### WRITTEN PROBLEM:
Restate all of the data exactly.
--- Start EXTRACTED MATERIAL ---
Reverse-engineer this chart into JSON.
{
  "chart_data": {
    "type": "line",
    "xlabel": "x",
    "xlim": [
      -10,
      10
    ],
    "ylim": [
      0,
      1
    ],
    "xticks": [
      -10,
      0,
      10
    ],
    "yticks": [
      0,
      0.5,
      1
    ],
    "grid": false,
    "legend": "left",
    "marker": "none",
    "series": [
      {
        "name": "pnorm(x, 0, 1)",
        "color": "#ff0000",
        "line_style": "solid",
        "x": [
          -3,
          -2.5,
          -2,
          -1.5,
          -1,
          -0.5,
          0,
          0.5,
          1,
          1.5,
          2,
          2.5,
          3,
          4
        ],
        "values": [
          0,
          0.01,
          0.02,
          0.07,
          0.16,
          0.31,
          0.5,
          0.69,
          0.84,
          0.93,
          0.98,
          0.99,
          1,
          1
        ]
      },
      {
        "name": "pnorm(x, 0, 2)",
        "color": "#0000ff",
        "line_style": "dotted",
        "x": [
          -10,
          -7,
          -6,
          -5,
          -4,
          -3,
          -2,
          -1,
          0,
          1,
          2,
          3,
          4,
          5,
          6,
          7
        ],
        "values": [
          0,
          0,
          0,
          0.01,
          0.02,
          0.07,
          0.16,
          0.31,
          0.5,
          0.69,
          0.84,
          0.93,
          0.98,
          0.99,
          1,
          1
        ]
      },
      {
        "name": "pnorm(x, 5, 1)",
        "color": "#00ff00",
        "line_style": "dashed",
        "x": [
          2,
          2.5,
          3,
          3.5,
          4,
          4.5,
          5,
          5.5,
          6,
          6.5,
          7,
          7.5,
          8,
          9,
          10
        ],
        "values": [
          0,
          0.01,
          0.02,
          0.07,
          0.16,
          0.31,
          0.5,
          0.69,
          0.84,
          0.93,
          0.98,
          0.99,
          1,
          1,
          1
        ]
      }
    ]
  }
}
--- End EXTRACTED MATERIAL ---
### EXERCISE OUTPUT:
Reverse-engineer this chart into JSON.
{
  "chart_data": {
    "type": "line",
    "xlabel": "x",
    "xlim": [
      -10,
      10
    ],
    "ylim": [
      0,
      1
    ],
    "xticks": [
      -10,
      0,
      10
    ],
    "yticks": [
      0,
      0.5,
      1
    ],
    "grid": false,
    "legend": "left",
    "marker": "none",
    "series": [
      {
        "name": "pnorm(x, 0, 1)",
        "color": "#ff0000",
        "line_style": "solid",
        "x": [
          -3,
          -2.5,
          -2,
          -1.5,
          -1,
          -0.5,
          0,
          0.5,
          1,
          1.5,
          2,
          2.5,
          3,
          4
        ],
        "values": [
          0,
          0.01,
          0.02,
          0.07,
          0.16,
          0.31,
          0.5,
          0.69,
          0.84,
          0.93,
          0.98,
          0.99,
          1,
          1
        ]
      },
      {
        "name": "pnorm(x, 0, 2)",
        "color": "#0000ff",
        "line_style": "dotted",
        "x": [
          -10,
          -7,
          -6,
          -5,
          -4,
          -3,
          -2,
          -1,
          0,
          1,
          2,
          3,
          4,
          5,
          6,
          7
        ],
        "values": [
          0,
          0,
          0,
          0.01,
          0.02,
          0.07,
          0.16,
          0.31,
          0.5,
          0.69,
          0.84,
          0.93,
          0.98,
          0.99,
          1,
          1
        ]
      },
      {
        "name": "pnorm(x, 5, 1)",
        "color": "#00ff00",
        "line_style": "dashed",
        "x": [
          2,
          2.5,
          3,
          3.5,
          4,
          4.5,
          5,
          5.5,
          6,
          6.5,
          7,
          7.5,
          8,
          9,
          10
        ],
        "values": [
          0,
          0.01,
          0.02,
          0.07,
          0.16,
          0.31,
          0.5,
          0.69,
          0.84,
          0.93,
          0.98,
          0.99,
          1,
          1,
          1
        ]
      }
    ]
  }
}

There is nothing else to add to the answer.